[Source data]
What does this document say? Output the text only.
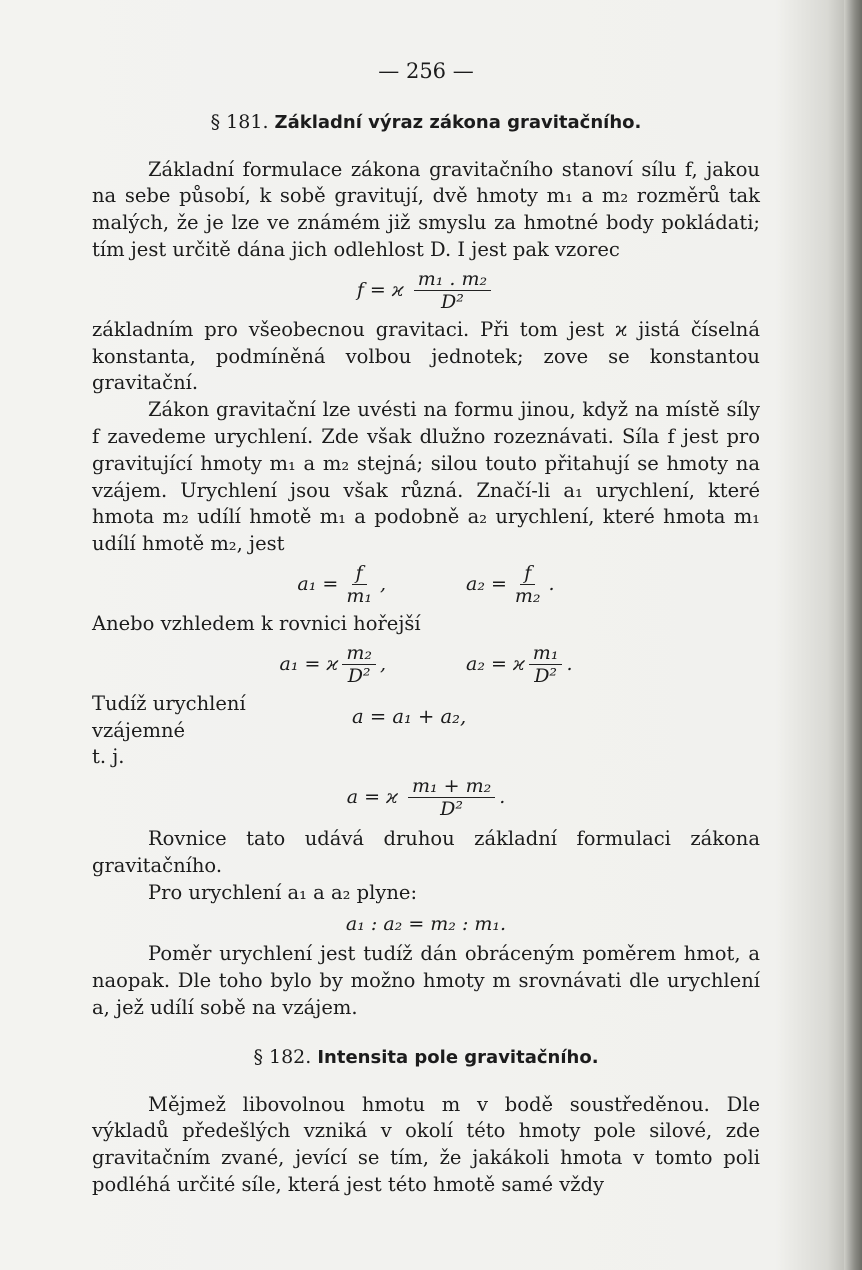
— 256 —
§ 181. Základní výraz zákona gravitačního.

Základní formulace zákona gravitačního stanoví sílu f, jakou na sebe působí, k sobě gravitují, dvě hmoty m₁ a m₂ rozměrů tak malých, že je lze ve známém již smyslu za hmotné body pokládati; tím jest určitě dána jich odlehlost D. I jest pak vzorec

f = ϰ $\frac{\text{m₁ . m₂}}{\text{D²}}$

základním pro všeobecnou gravitaci. Při tom jest ϰ jistá číselná konstanta, podmíněná volbou jednotek; zove se konstantou gravitační.

Zákon gravitační lze uvésti na formu jinou, když na místě síly f zavedeme urychlení. Zde však dlužno rozeznávati. Síla f jest pro gravitující hmoty m₁ a m₂ stejná; silou touto přitahují se hmoty na vzájem. Urychlení jsou však různá. Značí-li a₁ urychlení, které hmota m₂ udílí hmotě m₁ a podobně a₂ urychlení, které hmota m₁ udílí hmotě m₂, jest

$a_1 = \frac{f}{\text{m₁}}$ ,	$a_2 = \frac{f}{\text{m₂}}$ .

Anebo vzhledem k rovnici hořejší

a₁ = ϰ $\frac{\text{m₂}}{\text{D²}}$ ,	a₂ = ϰ $\frac{\text{m₁}}{\text{D²}}$ .
Tudíž urychlení vzájemné
a = a₁ + a₂,
t. j.
a = ϰ $\frac{\text{m₁ + m₂}}{\text{D²}}$ .

Rovnice tato udává druhou základní formulaci zákona gravitačního.

Pro urychlení a₁ a a₂ plyne:

a₁ : a₂ = m₂ : m₁.

Poměr urychlení jest tudíž dán obráceným poměrem hmot, a naopak. Dle toho bylo by možno hmoty m srovnávati dle urychlení a, jež udílí sobě na vzájem.

§ 182. Intensita pole gravitačního.

Mějmež libovolnou hmotu m v bodě soustředěnou. Dle výkladů předešlých vzniká v okolí této hmoty pole silové, zde gravitačním zvané, jevící se tím, že jakákoli hmota v tomto poli podléhá určité síle, která jest této hmotě samé vždy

> **Problem**
Return the listing above word for word, with the pictures removed.

> **Solution below**
What does this document say? Output the text only.
— 256 —
§ 181. Základní výraz zákona gravitačního.

Základní formulace zákona gravitačního stanoví sílu f, jakou na sebe působí, k sobě gravitují, dvě hmoty m₁ a m₂ rozměrů tak malých, že je lze ve známém již smyslu za hmotné body pokládati; tím jest určitě dána jich odlehlost D. I jest pak vzorec

f = ϰ $\frac{\text{m₁ . m₂}}{\text{D²}}$

základním pro všeobecnou gravitaci. Při tom jest ϰ jistá číselná konstanta, podmíněná volbou jednotek; zove se konstantou gravitační.

Zákon gravitační lze uvésti na formu jinou, když na místě síly f zavedeme urychlení. Zde však dlužno rozeznávati. Síla f jest pro gravitující hmoty m₁ a m₂ stejná; silou touto přitahují se hmoty na vzájem. Urychlení jsou však různá. Značí-li a₁ urychlení, které hmota m₂ udílí hmotě m₁ a podobně a₂ urychlení, které hmota m₁ udílí hmotě m₂, jest

$a_1 = \frac{f}{\text{m₁}}$ ,	$a_2 = \frac{f}{\text{m₂}}$ .

Anebo vzhledem k rovnici hořejší

a₁ = ϰ $\frac{\text{m₂}}{\text{D²}}$ ,	a₂ = ϰ $\frac{\text{m₁}}{\text{D²}}$ .
Tudíž urychlení vzájemné
a = a₁ + a₂,
t. j.
a = ϰ $\frac{\text{m₁ + m₂}}{\text{D²}}$ .

Rovnice tato udává druhou základní formulaci zákona gravitačního.

Pro urychlení a₁ a a₂ plyne:

a₁ : a₂ = m₂ : m₁.

Poměr urychlení jest tudíž dán obráceným poměrem hmot, a naopak. Dle toho bylo by možno hmoty m srovnávati dle urychlení a, jež udílí sobě na vzájem.

§ 182. Intensita pole gravitačního.

Mějmež libovolnou hmotu m v bodě soustředěnou. Dle výkladů předešlých vzniká v okolí této hmoty pole silové, zde gravitačním zvané, jevící se tím, že jakákoli hmota v tomto poli podléhá určité síle, která jest této hmotě samé vždy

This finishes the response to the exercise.